**WHAT YOU SHOULD DO:**
Single out each line with the word "houses" and copy it.

===============

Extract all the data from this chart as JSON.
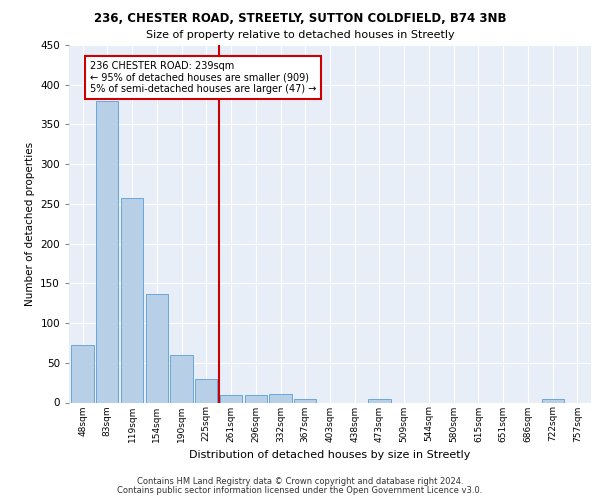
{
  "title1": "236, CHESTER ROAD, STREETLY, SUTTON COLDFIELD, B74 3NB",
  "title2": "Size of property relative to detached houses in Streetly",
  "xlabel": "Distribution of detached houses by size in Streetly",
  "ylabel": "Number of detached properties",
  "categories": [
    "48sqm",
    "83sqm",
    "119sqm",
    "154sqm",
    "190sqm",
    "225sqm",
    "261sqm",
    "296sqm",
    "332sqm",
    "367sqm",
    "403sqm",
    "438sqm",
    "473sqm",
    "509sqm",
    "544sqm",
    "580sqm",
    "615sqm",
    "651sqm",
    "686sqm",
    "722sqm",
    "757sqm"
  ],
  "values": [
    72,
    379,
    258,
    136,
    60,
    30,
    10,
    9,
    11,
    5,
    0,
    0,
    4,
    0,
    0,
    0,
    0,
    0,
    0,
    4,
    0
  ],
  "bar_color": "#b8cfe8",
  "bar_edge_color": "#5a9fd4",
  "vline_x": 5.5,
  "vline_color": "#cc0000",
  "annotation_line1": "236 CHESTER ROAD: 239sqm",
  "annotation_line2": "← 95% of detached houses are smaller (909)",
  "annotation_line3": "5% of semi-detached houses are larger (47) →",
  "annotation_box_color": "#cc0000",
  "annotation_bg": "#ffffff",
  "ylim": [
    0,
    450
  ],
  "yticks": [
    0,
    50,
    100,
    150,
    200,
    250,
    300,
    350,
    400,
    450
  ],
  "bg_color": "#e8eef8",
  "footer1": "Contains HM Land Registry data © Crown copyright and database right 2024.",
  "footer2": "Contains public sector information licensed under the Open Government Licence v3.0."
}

===============

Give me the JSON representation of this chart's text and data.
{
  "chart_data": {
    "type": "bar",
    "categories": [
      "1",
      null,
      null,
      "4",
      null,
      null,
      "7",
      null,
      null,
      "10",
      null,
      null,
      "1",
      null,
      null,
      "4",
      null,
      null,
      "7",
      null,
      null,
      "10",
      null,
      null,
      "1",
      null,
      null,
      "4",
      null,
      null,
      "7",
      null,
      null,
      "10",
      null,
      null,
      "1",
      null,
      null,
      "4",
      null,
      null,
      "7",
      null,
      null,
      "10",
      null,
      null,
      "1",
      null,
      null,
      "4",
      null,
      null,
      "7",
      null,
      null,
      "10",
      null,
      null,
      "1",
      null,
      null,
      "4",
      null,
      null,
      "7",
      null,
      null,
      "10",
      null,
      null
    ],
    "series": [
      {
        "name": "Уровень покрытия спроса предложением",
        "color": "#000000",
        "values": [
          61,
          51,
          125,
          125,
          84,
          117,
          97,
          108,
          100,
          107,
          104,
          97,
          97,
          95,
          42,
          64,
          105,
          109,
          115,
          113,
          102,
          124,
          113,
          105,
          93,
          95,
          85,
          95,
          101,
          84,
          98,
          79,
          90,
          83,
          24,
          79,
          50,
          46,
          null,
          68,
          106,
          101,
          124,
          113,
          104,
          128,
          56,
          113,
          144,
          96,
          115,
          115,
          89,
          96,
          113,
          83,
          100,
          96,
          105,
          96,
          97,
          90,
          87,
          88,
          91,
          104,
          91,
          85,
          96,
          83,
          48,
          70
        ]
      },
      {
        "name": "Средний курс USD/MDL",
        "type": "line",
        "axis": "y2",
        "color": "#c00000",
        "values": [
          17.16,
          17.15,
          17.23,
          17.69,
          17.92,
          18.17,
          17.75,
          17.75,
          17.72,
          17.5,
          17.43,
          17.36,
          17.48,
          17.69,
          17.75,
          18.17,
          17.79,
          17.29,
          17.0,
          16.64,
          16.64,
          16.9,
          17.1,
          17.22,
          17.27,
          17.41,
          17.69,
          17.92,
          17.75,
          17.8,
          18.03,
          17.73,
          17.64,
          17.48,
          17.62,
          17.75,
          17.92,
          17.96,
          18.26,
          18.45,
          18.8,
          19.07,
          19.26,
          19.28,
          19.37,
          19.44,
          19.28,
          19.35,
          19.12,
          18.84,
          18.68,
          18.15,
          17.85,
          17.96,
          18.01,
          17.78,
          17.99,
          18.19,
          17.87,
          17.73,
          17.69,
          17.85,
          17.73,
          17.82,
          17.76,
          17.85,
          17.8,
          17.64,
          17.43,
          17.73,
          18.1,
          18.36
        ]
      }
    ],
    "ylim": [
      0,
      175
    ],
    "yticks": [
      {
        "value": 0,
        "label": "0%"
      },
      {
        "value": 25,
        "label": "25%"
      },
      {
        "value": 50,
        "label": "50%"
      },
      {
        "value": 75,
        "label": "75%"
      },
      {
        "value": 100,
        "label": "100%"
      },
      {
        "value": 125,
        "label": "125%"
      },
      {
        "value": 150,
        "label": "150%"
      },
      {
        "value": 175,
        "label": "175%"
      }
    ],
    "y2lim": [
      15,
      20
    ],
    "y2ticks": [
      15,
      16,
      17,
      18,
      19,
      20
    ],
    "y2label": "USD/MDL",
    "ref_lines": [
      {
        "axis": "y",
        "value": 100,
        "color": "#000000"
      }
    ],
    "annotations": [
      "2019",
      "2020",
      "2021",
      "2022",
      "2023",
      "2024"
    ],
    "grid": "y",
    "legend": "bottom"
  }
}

===============

**FINISHED ANSWER:**
  "title2": "Size of property relative to detached houses in Streetly",
  "xlabel": "Distribution of detached houses by size in Streetly",
  "annotation_line2": "← 95% of detached houses are smaller (909)",
  "annotation_line3": "5% of semi-detached houses are larger (47) →",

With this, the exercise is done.